# Working data start

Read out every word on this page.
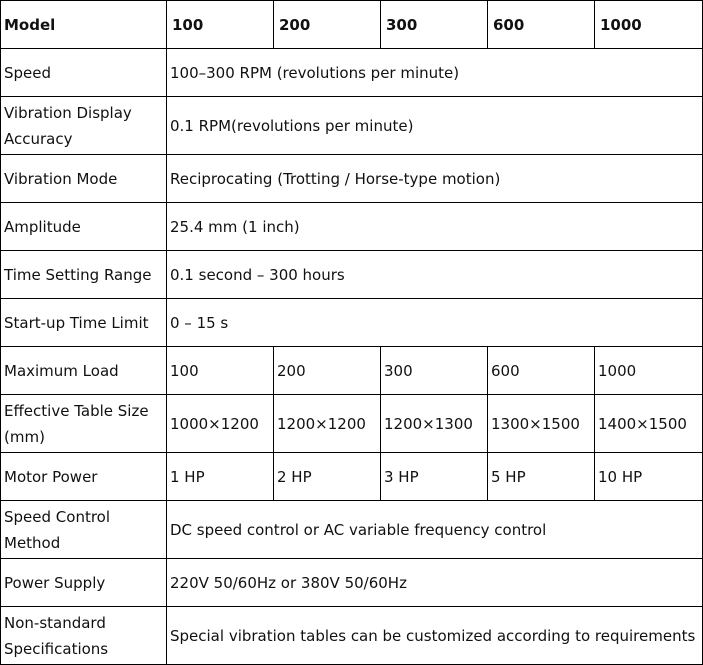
Model	100	200	300	600	1000
Speed	100–300 RPM (revolutions per minute)				
Vibration Display Accuracy	0.1 RPM(revolutions per minute)				
Vibration Mode	Reciprocating (Trotting / Horse-type motion)				
Amplitude	25.4 mm (1 inch)				
Time Setting Range	0.1 second – 300 hours				
Start-up Time Limit	0 – 15 s				
Maximum Load	100	200	300	600	1000
Effective Table Size (mm)	1000×1200	1200×1200	1200×1300	1300×1500	1400×1500
Motor Power	1 HP	2 HP	3 HP	5 HP	10 HP
Speed Control Method	DC speed control or AC variable frequency control				
Power Supply	220V 50/60Hz or 380V 50/60Hz				
Non-standard Specifications	Special vibration tables can be customized according to requirements				
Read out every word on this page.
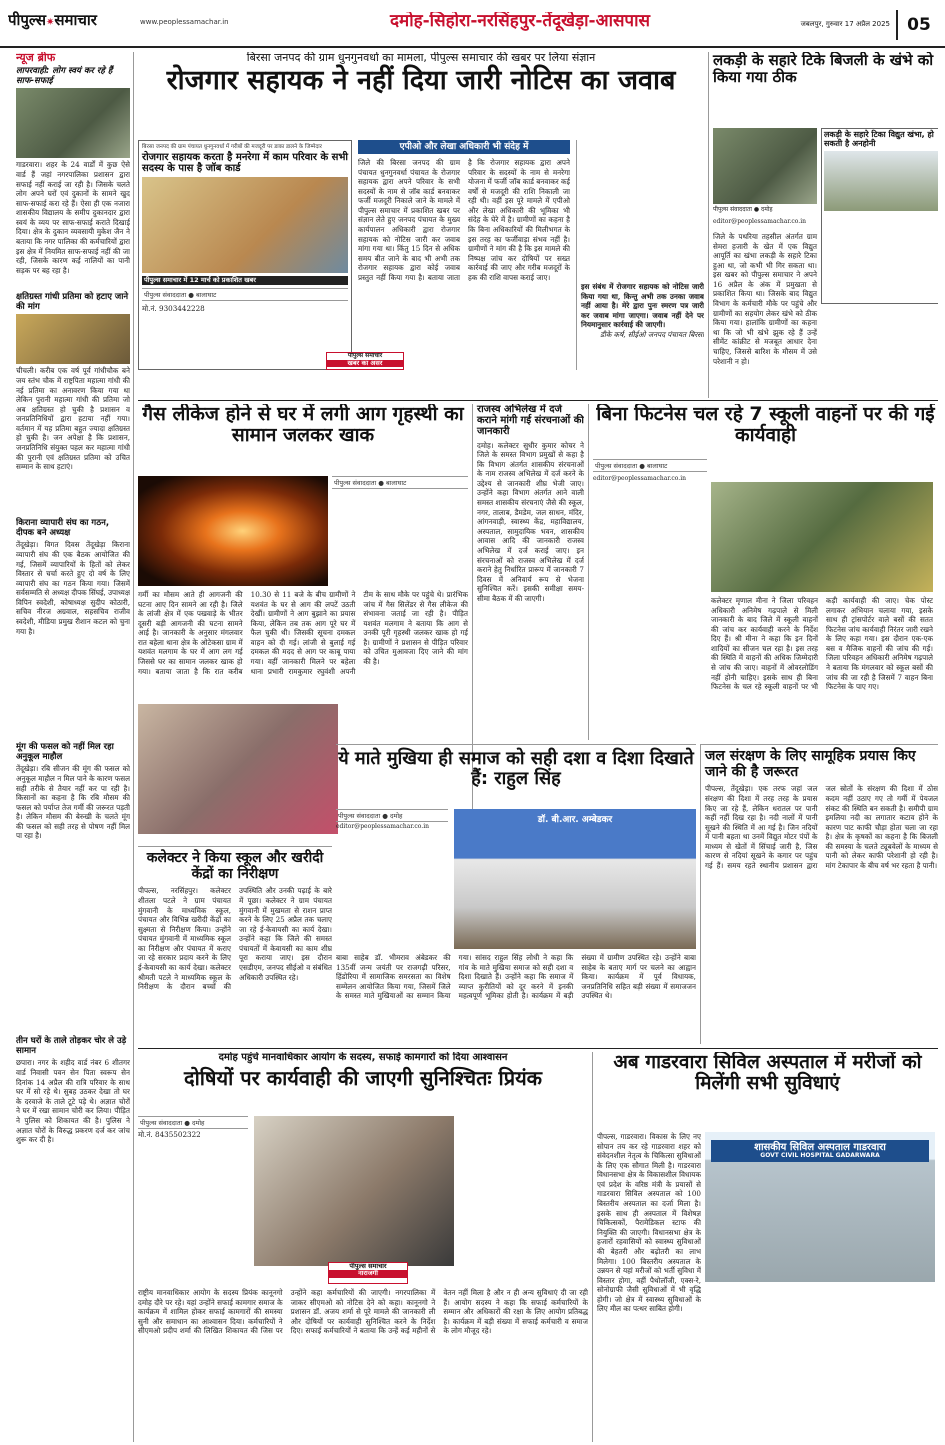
पीपुल्स✷समाचार	www.peoplessamachar.in	दमोह-सिहोरा-नरसिंहपुर-तेंदूखेड़ा-आसपास	जबलपुर, गुरुवार 17 अप्रैल 2025	05
न्यूज ब्रीफ
लापरवाही: लोग स्वयं कर रहे हैं साफ-सफाई
गाडरवारा। शहर के 24 वार्डों में कुछ ऐसे वार्ड हैं जहां नगरपालिका प्रशासन द्वारा सफाई नहीं कराई जा रही है। जिसके चलते लोग अपने घरों एवं दुकानों के सामने खुद साफ-सफाई करा रहे हैं। ऐसा ही एक नजारा शासकीय विद्यालय के समीप दुकानदार द्वारा स्वयं के व्यय पर साफ-सफाई कराते दिखाई दिया। क्षेत्र के दुकान व्यवसायी मुकेश जैन ने बताया कि नगर पालिका की कर्मचारियों द्वारा इस क्षेत्र में नियमित साफ-सफाई नहीं की जा रही, जिसके कारण कई नालियों का पानी सड़क पर बह रहा है।
क्षतिग्रस्त गांधी प्रतिमा को हटाए जाने की मांग
चीचली। करीब एक वर्ष पूर्व गांधीचौक बने जय स्तंभ चौक में राष्ट्रपिता महात्मा गांधी की नई प्रतिमा का अनावरण किया गया था लेकिन पुरानी महात्मा गांधी की प्रतिमा जो अब क्षतिग्रस्त हो चुकी है प्रशासन व जनप्रतिनिधियों द्वारा हटाया नहीं गया। वर्तमान में यह प्रतिमा बहुत ज्यादा क्षतिग्रस्त हो चुकी है। जन अपेक्षा है कि प्रशासन, जनप्रतिनिधि संयुक्त पहल कर महात्मा गांधी की पुरानी एवं क्षतिग्रस्त प्रतिमा को उचित सम्मान के साथ हटाएं।
किराना व्यापारी संघ का गठन, दीपक बने अध्यक्ष
तेंदूखेड़ा। विगत दिवस तेंदूखेड़ा किराना व्यापारी संघ की एक बैठक आयोजित की गई, जिसमें व्यापारियों के हितों को लेकर विस्तार से चर्चा करते हुए दो वर्ष के लिए व्यापारी संघ का गठन किया गया। जिसमें सर्वसम्मति से अध्यक्ष दीपक सिंघई, उपाध्यक्ष विपिन स्वदेशी, कोषाध्यक्ष सुदीप कोठारी, सचिव नीरज अग्रवाल, सहसचिव राजीव स्वदेशी, मीडिया प्रमुख रीशान कटल को चुना गया है।
मूंग की फसल को नहीं मिल रहा अनुकूल माहौल
तेंदूखेड़ा। रबि सीजन की मूंग की फसल को अनुकूल माहौल न मिल पाने के कारण फसल सही तरीके से तैयार नहीं कर पा रही है। किसानों का कहना है कि रबि मौसम की फसल को पर्याप्त तेज गर्मी की जरूरत पड़ती है। लेकिन मौसम की बेरुखी के चलते मूंग की फसल को सही तरह से पोषण नहीं मिल पा रहा है।
तीन घरों के ताले तोड़कर चोर ले उड़े सामान
छपारा। नगर के शहीद वार्ड नंबर 6 शीतगर वार्ड निवासी पवन सेन पिता स्वरूप सेन दिनांक 14 अप्रैल की रात्रि परिवार के साथ घर में सो रहे थे। सुबह उठकर देखा तो घर के दरवाजे के ताले टूटे पड़े थे। अज्ञात चोरों ने घर में रखा सामान चोरी कर लिया। पीड़ित ने पुलिस को शिकायत की है। पुलिस ने अज्ञात चोरों के विरुद्ध प्रकरण दर्ज कर जांच शुरू कर दी है।
बिरसा जनपद की ग्राम धुनगुनवर्धा का मामला, पीपुल्स समाचार की खबर पर लिया संज्ञान
रोजगार सहायक ने नहीं दिया जारी नोटिस का जवाब
बिरसा जनपद की ग्राम पंचायत धुनगुनवर्धा में गरीबों की मजदूरी पर डाका डालने के जिम्मेदार
रोजगार सहायक करता है मनरेगा में काम परिवार के सभी सदस्य के पास है जॉब कार्ड
पीपुल्स समाचार में 12 मार्च को प्रकाशित खबर
पीपुल्स संवाददाता ● बालाघाट
मो.नं. 9303442228
एपीओ और लेखा अधिकारी भी संदेह में
जिले की बिरसा जनपद की ग्राम पंचायत धुनगुनवर्धा पंचायत के रोजगार सहायक द्वारा अपने परिवार के सभी सदस्यों के नाम से जॉब कार्ड बनवाकर फर्जी मजदूरी निकाले जाने के मामले में पीपुल्स समाचार में प्रकाशित खबर पर संज्ञान लेते हुए जनपद पंचायत के मुख्य कार्यपालन अधिकारी द्वारा रोजगार सहायक को नोटिस जारी कर जवाब मांगा गया था। किंतु 15 दिन से अधिक समय बीत जाने के बाद भी अभी तक रोजगार सहायक द्वारा कोई जवाब प्रस्तुत नहीं किया गया है। बताया जाता है कि रोजगार सहायक द्वारा अपने परिवार के सदस्यों के नाम से मनरेगा योजना में फर्जी जॉब कार्ड बनवाकर कई वर्षों से मजदूरी की राशि निकाली जा रही थी। वहीं इस पूरे मामले में एपीओ और लेखा अधिकारी की भूमिका भी संदेह के घेरे में है। ग्रामीणों का कहना है कि बिना अधिकारियों की मिलीभगत के इस तरह का फर्जीवाड़ा संभव नहीं है। ग्रामीणों ने मांग की है कि इस मामले की निष्पक्ष जांच कर दोषियों पर सख्त कार्रवाई की जाए और गरीब मजदूरों के हक की राशि वापस कराई जाए।
पीपुल्स समाचार
खबर का असर
इस संबंध में रोजगार सहायक को नोटिस जारी किया गया था, किन्तु अभी तक उनका जवाब नहीं आया है। मेरे द्वारा पुनः स्मरण पत्र जारी कर जवाब मांगा जाएगा। जवाब नहीं देने पर नियमानुसार कार्रवाई की जाएगी।
डीके कर्ष, सीईओ जनपद पंचायत बिरसा
लकड़ी के सहारे टिके बिजली के खंभे को किया गया ठीक
पीपुल्स संवाददाता ● दमोह
लकड़ी के सहारे टिका विद्युत खंभा, हो सकती है अनहोनी
editor@peoplessamachar.co.in
जिले के पथरिया तहसील अंतर्गत ग्राम सेमरा हजारी के खेत में एक विद्युत आपूर्ति का खंभा लकड़ी के सहारे टिका हुआ था, जो कभी भी गिर सकता था। इस खबर को पीपुल्स समाचार ने अपने 16 अप्रैल के अंक में प्रमुखता से प्रकाशित किया था। जिसके बाद विद्युत विभाग के कर्मचारी मौके पर पहुंचे और ग्रामीणों का सहयोग लेकर खंभे को ठीक किया गया। हालांकि ग्रामीणों का कहना था कि जो भी खंभे झुक रहे हैं उन्हें सीमेंट कांक्रीट से मजबूत आधार देना चाहिए, जिससे बारिश के मौसम में उसे परेशानी न हो।
गैस लीकेज होने से घर में लगी आग गृहस्थी का सामान जलकर खाक
पीपुल्स संवाददाता ● बालाघाट
गर्मी का मौसम आते ही आगजनी की घटना आए दिन सामने आ रही है। जिले के लांजी क्षेत्र में एक पखवाड़े के भीतर दूसरी बड़ी आगजनी की घटना सामने आई है। जानकारी के अनुसार मंगलवार रात बहेला थाना क्षेत्र के ओटेकसा ग्राम में यशवंत मलगाम के घर में आग लग गई जिससे घर का सामान जलकर खाक हो गया। बताया जाता है कि रात करीब 10.30 से 11 बजे के बीच ग्रामीणों ने यशवंत के घर से आग की लपटें उठती देखीं। ग्रामीणों ने आग बुझाने का प्रयास किया, लेकिन तब तक आग पूरे घर में फैल चुकी थी। जिसकी सूचना दमकल वाहन को दी गई। लांजी से बुलाई गई दमकल की मदद से आग पर काबू पाया गया। वहीं जानकारी मिलने पर बहेला थाना प्रभारी रामकुमार रघुवंशी अपनी टीम के साथ मौके पर पहुंचे थे। प्रारंभिक जांच में गैस सिलेंडर से गैस लीकेज की संभावना जताई जा रही है। पीड़ित यशवंत मलगाम ने बताया कि आग से उनकी पूरी गृहस्थी जलकर खाक हो गई है। ग्रामीणों ने प्रशासन से पीड़ित परिवार को उचित मुआवजा दिए जाने की मांग की है।
राजस्व अभिलेख में दर्ज कराने मांगी गई संरचनाओं की जानकारी
दमोह। कलेक्टर सुधीर कुमार कोचर ने जिले के समस्त विभाग प्रमुखों से कहा है कि विभाग अंतर्गत शासकीय संरचनाओं के नाम राजस्व अभिलेख में दर्ज करने के उद्देश्य से जानकारी शीघ्र भेजी जाए। उन्होंने कहा विभाग अंतर्गत आने वाली समस्त शासकीय संरचनाएं जैसे की स्कूल, नगर, तालाब, डैमडेम, जल साधन, मंदिर, आंगनवाड़ी, स्वास्थ्य केंद्र, महाविद्यालय, अस्पताल, सामुदायिक भवन, शासकीय आवास आदि की जानकारी राजस्व अभिलेख में दर्ज कराई जाए। इन संरचनाओं को राजस्व अभिलेख में दर्ज कराने हेतु निर्धारित प्रारूप में जानकारी 7 दिवस में अनिवार्य रूप से भेजना सुनिश्चित करें। इसकी समीक्षा समय-सीमा बैठक में की जाएगी।
बिना फिटनेस चल रहे 7 स्कूली वाहनों पर की गई कार्यवाही
पीपुल्स संवाददाता ● बालाघाट
editor@peoplessamachar.co.in
कलेक्टर मृणाल मीना ने जिला परिवहन अधिकारी अनिमेष गढ़पाले से मिली जानकारी के बाद जिले में स्कूली वाहनों की जांच कर कार्यवाही करने के निर्देश दिए हैं। श्री मीना ने कहा कि इन दिनों शादियों का सीजन चल रहा है। इस तरह की स्थिति में वाहनों की अधिक जिम्मेदारी से जांच की जाए। वाहनों में ओवरलोडिंग नहीं होनी चाहिए। इसके साथ ही बिना फिटनेस के चल रहे स्कूली वाहनों पर भी कड़ी कार्यवाही की जाए। चेक पोस्ट लगाकर अभियान चलाया गया, इसके साथ ही ट्रांसपोर्टर वाले बसों की सतत फिटनेस जांच कार्यवाही निरंतर जारी रखने के लिए कहा गया। इस दौरान एक-एक बस व मैजिक वाहनों की जांच की गई। जिला परिवहन अधिकारी अनिमेष गढ़पाले ने बताया कि मंगलवार को स्कूल बसों की जांच की जा रही है जिसमें 7 वाहन बिना फिटनेस के पाए गए।
ये माते मुखिया ही समाज को सही दशा व दिशा दिखाते हैं: राहुल सिंह
पीपुल्स संवाददाता ● दमोह
editor@peoplessamachar.co.in
डॉ. बी.आर. अम्बेडकर
बाबा साहेब डॉ. भीमराव अंबेडकर की 135वीं जन्म जयंती पर राजगढ़ी परिसर, हिंडोरिया में सामाजिक समरसता का विशेष सम्मेलन आयोजित किया गया, जिसमें जिले के समस्त माते मुखियाओं का सम्मान किया गया। सांसद राहुल सिंह लोधी ने कहा कि गांव के माते मुखिया समाज को सही दशा व दिशा दिखाते हैं। उन्होंने कहा कि समाज में व्याप्त कुरीतियों को दूर करने में इनकी महत्वपूर्ण भूमिका होती है। कार्यक्रम में बड़ी संख्या में ग्रामीण उपस्थित रहे। उन्होंने बाबा साहेब के बताए मार्ग पर चलने का आह्वान किया। कार्यक्रम में पूर्व विधायक, जनप्रतिनिधि सहित बड़ी संख्या में समाजजन उपस्थित थे।
जल संरक्षण के लिए सामूहिक प्रयास किए जाने की है जरूरत
पीपल्स, तेंदूखेड़ा। एक तरफ जहां जल संरक्षण की दिशा में तरह तरह के प्रयास किए जा रहे हैं, लेकिन धरातल पर पानी कहीं नहीं दिख रहा है। नदी नालों में पानी सूखने की स्थिति में आ गई है। जिन नदियों में पानी बहता था उनमें विद्युत मोटर पंपों के माध्यम से खेतों में सिंचाई जारी है, जिस कारण से नदियां सूखने के कगार पर पहुंच गई हैं। समय रहते स्थानीय प्रशासन द्वारा जल स्रोतों के संरक्षण की दिशा में ठोस कदम नहीं उठाए गए तो गर्मी में पेयजल संकट की स्थिति बन सकती है। समीपी ग्राम इमलिया नदी का लगातार कटाव होने के कारण पाट काफी चौड़ा होता चला जा रहा है। क्षेत्र के कृषकों का कहना है कि बिजली की समस्या के चलते ट्यूबवेलों के माध्यम से पानी को लेकर काफी परेशानी हो रही है। मांग टेकापार के बीच वर्ष भर रहता है पानी।
कलेक्टर ने किया स्कूल और खरीदी केंद्रों का निरीक्षण
पीपल्स, नरसिंहपुर। कलेक्टर शीतला पटले ने ग्राम पंचायत मुंगवानी के माध्यमिक स्कूल, पंचायत और विभिन्न खरीदी केंद्रों का सुक्ष्मता से निरीक्षण किया। उन्होंने पंचायत मुंगवानी में माध्यमिक स्कूल का निरीक्षण और पंचायत में कराए जा रहे सरकार प्रदाय करने के लिए ई-केवायसी का कार्य देखा। कलेक्टर श्रीमती पटले ने माध्यमिक स्कूल के निरीक्षण के दौरान बच्चों की उपस्थिति और उनकी पढ़ाई के बारे में पूछा। कलेक्टर ने ग्राम पंचायत मुंगवानी में मुखमता से राशन प्राप्त करने के लिए 25 अप्रैल तक चलाए जा रहे ई-केवायसी का कार्य देखा। उन्होंने कहा कि जिले की समस्त पंचायतों में केवायसी का काम शीघ्र पूरा कराया जाए। इस दौरान एसडीएम, जनपद सीईओ व संबंधित अधिकारी उपस्थित रहे।
दमोह पहुंचे मानवाधिकार आयोग के सदस्य, सफाई कामगारों को दिया आश्वासन
दोषियों पर कार्यवाही की जाएगी सुनिश्चितः प्रियंक
पीपुल्स संवाददाता ● दमोह
मो.नं. 8435502322
पीपुल्स समाचार
नाराजगी
राष्ट्रीय मानवाधिकार आयोग के सदस्य प्रियंक कानूनगो दमोह दौरे पर रहे। यहां उन्होंने सफाई कामगार समाज के कार्यक्रम में शामिल होकर सफाई कामगारों की समस्या सुनी और समाधान का आश्वासन दिया। कर्मचारियों ने सीएमओ प्रदीप शर्मा की लिखित शिकायत की जिस पर उन्होंने कहा कर्मचारियों की जाएगी। नगरपालिका में जाकर सीएमओ को नोटिस देने को कहा। कानूनगो ने प्रशासन डॉ. अजय शर्मा से पूरे मामले की जानकारी ली और दोषियों पर कार्यवाही सुनिश्चित करने के निर्देश दिए। सफाई कर्मचारियों ने बताया कि उन्हें कई महीनों से वेतन नहीं मिला है और न ही अन्य सुविधाएं दी जा रही हैं। आयोग सदस्य ने कहा कि सफाई कर्मचारियों के सम्मान और अधिकारों की रक्षा के लिए आयोग प्रतिबद्ध है। कार्यक्रम में बड़ी संख्या में सफाई कर्मचारी व समाज के लोग मौजूद रहे।
अब गाडरवारा सिविल अस्पताल में मरीजों को मिलेंगी सभी सुविधाएं
शासकीय सिविल अस्पताल गाडरवारा
GOVT CIVIL HOSPITAL GADARWARA
पीपल्स, गाडरवारा। विकास के लिए नए सोपान तय कर रहे गाडरवारा शहर को संवेदनशील नेतृत्व के चिकित्सा सुविधाओं के लिए एक सौगात मिली है। गाडरवारा विधानसभा क्षेत्र के विकासशील विधायक एवं प्रदेश के वरिष्ठ मंत्री के प्रयासों से गाडरवारा सिविल अस्पताल को 100 बिस्तरीय अस्पताल का दर्जा मिला है। इसके साथ ही अस्पताल में विशेषज्ञ चिकित्सकों, पैरामेडिकल स्टाफ की नियुक्ति की जाएगी। विधानसभा क्षेत्र के हजारों रहवासियों को स्वास्थ्य सुविधाओं की बेहतरी और बढ़ोतरी का लाभ मिलेगा। 100 बिस्तरीय अस्पताल के उन्नयन से यहां मरीजों को भर्ती सुविधा में विस्तार होगा, वहीं पैथोलॉजी, एक्स-रे, सोनोग्राफी जैसी सुविधाओं में भी वृद्धि होगी। जो क्षेत्र में स्वास्थ्य सुविधाओं के लिए मील का पत्थर साबित होगी।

# Working data end

• _Goal_
Identify the lines of the entries containing the string "जलकर". Copy each such line.

• _Answer to the problem_
गैस लीकेज होने से घर में लगी आग गृहस्थी का सामान जलकर खाक
गर्मी का मौसम आते ही आगजनी की घटना आए दिन सामने आ रही है। जिले के लांजी क्षेत्र में एक पखवाड़े के भीतर दूसरी बड़ी आगजनी की घटना सामने आई है। जानकारी के अनुसार मंगलवार रात बहेला थाना क्षेत्र के ओटेकसा ग्राम में यशवंत मलगाम के घर में आग लग गई जिससे घर का सामान जलकर खाक हो गया। बताया जाता है कि रात करीब 10.30 से 11 बजे के बीच ग्रामीणों ने यशवंत के घर से आग की लपटें उठती देखीं। ग्रामीणों ने आग बुझाने का प्रयास किया, लेकिन तब तक आग पूरे घर में फैल चुकी थी। जिसकी सूचना दमकल वाहन को दी गई। लांजी से बुलाई गई दमकल की मदद से आग पर काबू पाया गया। वहीं जानकारी मिलने पर बहेला थाना प्रभारी रामकुमार रघुवंशी अपनी टीम के साथ मौके पर पहुंचे थे। प्रारंभिक जांच में गैस सिलेंडर से गैस लीकेज की संभावना जताई जा रही है। पीड़ित यशवंत मलगाम ने बताया कि आग से उनकी पूरी गृहस्थी जलकर खाक हो गई है। ग्रामीणों ने प्रशासन से पीड़ित परिवार को उचित मुआवजा दिए जाने की मांग की है।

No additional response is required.